Record set:
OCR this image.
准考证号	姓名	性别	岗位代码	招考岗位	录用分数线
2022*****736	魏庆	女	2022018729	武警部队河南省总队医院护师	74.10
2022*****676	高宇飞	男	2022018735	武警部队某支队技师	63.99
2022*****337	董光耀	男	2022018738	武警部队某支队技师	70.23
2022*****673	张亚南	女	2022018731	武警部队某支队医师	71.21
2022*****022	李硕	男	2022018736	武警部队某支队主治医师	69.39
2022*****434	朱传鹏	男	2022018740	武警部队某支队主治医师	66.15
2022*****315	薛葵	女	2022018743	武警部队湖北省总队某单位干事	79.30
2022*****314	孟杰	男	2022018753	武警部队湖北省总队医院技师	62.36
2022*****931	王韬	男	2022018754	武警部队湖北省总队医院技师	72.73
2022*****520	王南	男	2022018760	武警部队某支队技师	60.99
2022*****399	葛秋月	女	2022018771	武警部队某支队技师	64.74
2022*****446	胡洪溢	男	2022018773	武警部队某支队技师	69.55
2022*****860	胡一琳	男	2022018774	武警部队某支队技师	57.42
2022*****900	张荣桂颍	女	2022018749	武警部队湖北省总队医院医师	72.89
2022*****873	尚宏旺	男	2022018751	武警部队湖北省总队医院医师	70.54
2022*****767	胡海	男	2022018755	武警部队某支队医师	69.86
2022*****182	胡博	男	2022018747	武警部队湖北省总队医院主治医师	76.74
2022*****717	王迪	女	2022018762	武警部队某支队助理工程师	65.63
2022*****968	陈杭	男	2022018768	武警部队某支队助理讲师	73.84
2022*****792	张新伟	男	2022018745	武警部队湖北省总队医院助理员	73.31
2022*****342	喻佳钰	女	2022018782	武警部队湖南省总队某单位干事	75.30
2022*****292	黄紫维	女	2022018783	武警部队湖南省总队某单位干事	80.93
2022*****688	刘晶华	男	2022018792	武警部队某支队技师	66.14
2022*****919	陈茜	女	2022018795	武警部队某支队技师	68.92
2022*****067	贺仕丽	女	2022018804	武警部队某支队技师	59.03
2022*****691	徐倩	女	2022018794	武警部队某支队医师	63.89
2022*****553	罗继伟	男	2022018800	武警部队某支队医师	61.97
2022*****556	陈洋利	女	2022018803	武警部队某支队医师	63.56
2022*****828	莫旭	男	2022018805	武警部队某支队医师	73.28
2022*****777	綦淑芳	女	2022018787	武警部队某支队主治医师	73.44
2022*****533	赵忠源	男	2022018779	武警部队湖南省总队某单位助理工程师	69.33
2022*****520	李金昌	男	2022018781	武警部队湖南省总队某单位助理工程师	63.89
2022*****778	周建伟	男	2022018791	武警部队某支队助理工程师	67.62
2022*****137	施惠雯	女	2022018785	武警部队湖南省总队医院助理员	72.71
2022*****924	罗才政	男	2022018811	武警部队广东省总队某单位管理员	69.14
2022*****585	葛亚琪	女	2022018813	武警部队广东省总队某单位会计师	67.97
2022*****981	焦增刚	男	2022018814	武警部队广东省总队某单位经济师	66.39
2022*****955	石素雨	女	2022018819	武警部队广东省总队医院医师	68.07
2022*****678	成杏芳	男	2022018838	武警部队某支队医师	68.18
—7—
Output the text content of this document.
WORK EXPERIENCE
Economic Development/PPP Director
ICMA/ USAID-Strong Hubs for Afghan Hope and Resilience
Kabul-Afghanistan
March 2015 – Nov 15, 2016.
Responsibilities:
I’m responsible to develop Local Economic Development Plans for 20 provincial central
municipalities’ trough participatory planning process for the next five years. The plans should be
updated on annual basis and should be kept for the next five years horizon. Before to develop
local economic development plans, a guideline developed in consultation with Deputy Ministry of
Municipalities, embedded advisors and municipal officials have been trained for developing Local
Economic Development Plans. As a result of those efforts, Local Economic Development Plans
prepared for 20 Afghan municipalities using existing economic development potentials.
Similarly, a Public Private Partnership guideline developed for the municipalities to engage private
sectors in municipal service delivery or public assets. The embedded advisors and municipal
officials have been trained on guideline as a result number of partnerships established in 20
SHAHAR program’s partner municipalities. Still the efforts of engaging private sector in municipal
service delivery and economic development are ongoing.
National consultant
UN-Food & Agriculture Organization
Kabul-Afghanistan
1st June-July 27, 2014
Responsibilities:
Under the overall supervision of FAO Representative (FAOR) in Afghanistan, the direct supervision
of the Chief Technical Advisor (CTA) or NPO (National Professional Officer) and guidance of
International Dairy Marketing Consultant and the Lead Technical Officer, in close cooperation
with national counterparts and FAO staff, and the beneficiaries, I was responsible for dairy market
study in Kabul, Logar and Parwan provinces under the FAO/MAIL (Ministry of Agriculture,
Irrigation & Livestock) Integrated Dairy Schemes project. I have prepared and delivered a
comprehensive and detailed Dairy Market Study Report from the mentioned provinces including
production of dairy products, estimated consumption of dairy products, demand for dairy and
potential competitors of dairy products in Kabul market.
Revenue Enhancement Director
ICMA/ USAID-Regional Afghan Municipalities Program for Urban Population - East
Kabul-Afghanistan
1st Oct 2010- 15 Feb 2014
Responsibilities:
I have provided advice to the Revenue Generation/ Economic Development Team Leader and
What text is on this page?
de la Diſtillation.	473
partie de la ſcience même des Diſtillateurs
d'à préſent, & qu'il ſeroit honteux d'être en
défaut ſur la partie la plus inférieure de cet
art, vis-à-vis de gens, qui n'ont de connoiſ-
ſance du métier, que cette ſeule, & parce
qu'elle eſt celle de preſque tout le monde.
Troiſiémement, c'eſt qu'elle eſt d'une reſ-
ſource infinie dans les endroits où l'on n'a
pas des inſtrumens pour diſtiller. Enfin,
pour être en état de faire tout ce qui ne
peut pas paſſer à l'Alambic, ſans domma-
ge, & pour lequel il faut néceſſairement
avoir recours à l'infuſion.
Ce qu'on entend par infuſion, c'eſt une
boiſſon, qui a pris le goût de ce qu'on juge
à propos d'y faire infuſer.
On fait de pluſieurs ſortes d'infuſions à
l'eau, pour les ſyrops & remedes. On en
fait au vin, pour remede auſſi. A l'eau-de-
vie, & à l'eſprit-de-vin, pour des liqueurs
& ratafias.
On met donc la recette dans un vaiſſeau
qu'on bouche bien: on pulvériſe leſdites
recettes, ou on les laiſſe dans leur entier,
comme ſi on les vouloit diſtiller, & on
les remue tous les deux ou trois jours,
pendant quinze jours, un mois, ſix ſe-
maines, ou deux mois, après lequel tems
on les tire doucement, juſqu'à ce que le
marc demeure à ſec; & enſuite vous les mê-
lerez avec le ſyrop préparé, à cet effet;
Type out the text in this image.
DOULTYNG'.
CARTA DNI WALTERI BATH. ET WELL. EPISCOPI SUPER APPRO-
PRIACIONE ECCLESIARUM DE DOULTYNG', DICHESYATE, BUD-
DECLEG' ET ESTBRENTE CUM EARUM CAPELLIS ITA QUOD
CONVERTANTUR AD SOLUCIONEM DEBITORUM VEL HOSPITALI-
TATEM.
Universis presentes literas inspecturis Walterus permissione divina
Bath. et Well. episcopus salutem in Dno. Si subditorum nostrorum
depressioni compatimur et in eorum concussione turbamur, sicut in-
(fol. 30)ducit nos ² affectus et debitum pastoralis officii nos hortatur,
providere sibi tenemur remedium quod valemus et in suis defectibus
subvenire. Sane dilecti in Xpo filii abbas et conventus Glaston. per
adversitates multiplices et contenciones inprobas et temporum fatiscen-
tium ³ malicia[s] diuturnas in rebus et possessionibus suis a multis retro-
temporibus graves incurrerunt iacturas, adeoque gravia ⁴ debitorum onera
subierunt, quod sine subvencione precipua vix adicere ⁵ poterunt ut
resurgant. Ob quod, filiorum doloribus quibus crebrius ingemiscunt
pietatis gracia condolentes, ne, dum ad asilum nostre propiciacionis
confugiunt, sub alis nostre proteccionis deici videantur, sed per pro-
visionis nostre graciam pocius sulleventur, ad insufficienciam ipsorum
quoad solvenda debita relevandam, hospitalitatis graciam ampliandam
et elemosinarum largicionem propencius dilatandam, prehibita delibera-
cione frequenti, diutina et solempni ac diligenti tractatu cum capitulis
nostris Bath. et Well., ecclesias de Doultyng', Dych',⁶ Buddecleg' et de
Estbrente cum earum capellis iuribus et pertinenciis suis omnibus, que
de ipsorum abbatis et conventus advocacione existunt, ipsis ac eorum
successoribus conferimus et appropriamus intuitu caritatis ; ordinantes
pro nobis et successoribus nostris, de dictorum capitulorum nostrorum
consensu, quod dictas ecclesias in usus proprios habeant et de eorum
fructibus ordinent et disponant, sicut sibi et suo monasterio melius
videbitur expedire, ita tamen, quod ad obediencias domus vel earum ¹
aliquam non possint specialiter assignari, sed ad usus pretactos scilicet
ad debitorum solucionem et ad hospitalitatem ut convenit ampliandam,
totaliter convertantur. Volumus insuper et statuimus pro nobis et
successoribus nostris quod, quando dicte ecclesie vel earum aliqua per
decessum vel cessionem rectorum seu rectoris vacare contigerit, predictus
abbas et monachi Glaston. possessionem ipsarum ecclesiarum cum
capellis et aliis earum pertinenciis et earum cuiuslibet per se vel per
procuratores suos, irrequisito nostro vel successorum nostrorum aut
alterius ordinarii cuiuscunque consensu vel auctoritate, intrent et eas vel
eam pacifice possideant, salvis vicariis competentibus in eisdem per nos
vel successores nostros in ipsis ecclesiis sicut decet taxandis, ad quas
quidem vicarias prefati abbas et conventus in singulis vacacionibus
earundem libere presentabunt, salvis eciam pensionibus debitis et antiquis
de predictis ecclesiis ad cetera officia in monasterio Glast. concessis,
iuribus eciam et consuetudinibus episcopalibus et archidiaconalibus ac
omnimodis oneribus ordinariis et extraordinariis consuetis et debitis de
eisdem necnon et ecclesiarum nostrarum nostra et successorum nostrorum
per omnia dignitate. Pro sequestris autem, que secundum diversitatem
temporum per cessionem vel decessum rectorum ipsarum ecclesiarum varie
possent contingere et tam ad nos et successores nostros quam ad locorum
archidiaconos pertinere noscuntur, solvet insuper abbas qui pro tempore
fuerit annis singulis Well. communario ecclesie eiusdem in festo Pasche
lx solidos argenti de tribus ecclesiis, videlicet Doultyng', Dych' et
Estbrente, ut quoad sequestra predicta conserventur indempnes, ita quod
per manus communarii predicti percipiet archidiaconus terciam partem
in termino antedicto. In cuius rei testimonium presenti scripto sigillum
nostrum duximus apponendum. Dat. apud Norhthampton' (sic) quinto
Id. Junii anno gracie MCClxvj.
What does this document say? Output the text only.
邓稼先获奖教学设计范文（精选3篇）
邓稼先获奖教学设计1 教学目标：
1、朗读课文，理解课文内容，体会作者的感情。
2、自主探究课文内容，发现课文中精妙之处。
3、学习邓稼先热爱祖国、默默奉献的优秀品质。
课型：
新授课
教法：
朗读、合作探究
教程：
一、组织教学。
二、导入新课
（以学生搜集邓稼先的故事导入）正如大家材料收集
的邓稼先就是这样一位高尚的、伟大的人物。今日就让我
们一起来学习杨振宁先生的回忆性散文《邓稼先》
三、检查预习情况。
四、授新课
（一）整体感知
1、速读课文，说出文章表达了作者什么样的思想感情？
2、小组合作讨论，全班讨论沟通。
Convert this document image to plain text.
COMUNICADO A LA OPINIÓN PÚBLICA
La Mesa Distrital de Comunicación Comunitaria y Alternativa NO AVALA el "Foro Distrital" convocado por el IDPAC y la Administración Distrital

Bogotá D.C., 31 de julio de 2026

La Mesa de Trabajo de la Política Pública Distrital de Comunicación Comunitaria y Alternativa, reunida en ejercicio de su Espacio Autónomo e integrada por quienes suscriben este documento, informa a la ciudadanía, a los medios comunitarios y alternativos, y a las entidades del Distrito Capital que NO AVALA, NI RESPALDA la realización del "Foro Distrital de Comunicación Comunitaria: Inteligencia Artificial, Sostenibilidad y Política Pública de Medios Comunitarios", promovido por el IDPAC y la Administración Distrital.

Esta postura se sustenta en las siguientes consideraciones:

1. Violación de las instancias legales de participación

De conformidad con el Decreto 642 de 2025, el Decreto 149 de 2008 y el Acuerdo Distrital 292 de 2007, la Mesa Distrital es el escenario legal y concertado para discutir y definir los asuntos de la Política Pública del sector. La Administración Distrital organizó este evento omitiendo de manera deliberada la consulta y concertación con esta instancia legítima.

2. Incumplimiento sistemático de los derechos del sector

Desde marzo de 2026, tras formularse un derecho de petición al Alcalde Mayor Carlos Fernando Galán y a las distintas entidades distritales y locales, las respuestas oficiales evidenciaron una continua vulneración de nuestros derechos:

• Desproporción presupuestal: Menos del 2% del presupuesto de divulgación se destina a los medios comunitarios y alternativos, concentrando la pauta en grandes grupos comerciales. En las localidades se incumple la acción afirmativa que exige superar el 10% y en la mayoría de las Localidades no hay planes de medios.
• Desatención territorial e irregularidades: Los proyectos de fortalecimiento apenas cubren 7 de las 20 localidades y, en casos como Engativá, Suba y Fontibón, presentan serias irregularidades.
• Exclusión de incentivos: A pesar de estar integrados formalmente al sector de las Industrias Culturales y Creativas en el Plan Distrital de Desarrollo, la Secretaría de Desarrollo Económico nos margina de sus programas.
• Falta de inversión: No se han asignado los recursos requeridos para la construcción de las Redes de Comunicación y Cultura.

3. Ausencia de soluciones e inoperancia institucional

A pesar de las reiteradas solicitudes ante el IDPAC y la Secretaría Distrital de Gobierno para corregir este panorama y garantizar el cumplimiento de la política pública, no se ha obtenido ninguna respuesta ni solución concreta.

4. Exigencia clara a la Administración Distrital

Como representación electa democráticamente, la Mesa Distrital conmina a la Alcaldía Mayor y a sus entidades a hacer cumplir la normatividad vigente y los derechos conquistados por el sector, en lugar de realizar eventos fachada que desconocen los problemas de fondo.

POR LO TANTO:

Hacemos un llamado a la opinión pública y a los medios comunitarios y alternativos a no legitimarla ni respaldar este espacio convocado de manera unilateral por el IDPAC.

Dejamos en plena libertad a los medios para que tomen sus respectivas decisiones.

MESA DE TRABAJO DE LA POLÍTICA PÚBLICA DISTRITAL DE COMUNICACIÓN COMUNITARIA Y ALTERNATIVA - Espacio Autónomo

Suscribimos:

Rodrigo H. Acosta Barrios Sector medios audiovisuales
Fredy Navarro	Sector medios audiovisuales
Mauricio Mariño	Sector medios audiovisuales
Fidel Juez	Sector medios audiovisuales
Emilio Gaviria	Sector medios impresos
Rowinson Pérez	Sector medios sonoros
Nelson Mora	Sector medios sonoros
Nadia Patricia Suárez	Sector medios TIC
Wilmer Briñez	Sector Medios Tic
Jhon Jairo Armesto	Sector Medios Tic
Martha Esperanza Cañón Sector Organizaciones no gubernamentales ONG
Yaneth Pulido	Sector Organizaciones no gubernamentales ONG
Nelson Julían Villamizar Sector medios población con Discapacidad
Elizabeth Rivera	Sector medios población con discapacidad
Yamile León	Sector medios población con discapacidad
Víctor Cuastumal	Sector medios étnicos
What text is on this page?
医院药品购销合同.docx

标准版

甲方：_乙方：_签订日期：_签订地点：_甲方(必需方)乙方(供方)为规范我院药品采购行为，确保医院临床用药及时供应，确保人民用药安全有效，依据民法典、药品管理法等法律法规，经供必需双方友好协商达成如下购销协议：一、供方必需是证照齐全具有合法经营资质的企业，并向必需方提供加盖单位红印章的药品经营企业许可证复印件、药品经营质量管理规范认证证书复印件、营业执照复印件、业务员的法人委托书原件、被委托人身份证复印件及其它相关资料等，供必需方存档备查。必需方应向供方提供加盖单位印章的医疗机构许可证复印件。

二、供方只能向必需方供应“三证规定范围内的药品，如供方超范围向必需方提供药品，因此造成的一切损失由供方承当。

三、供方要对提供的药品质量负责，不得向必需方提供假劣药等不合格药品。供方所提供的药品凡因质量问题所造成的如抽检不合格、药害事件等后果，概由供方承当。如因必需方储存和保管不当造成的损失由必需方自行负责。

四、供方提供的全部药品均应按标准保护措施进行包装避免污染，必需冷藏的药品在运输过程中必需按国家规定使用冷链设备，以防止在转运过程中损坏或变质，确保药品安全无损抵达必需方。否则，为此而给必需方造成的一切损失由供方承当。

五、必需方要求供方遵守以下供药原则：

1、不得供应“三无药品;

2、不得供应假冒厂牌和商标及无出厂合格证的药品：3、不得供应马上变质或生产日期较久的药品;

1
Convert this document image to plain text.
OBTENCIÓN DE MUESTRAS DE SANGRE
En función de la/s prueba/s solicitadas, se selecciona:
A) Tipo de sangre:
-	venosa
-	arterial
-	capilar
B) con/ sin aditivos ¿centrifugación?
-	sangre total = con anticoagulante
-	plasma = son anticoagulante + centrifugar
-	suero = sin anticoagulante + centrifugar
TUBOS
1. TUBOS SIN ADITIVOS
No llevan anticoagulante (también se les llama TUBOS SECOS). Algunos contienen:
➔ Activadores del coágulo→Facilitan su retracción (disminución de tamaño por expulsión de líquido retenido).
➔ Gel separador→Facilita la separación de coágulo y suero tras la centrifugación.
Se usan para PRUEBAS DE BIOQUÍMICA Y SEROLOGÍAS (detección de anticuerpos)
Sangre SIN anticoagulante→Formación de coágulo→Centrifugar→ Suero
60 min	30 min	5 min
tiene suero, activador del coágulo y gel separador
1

Stated exercise: Each line above that includes "fait" should be shown.

Result of the task:
On fait de pluſieurs ſortes d'infuſions à
fait au vin, pour remede auſſi. A l'eau-de-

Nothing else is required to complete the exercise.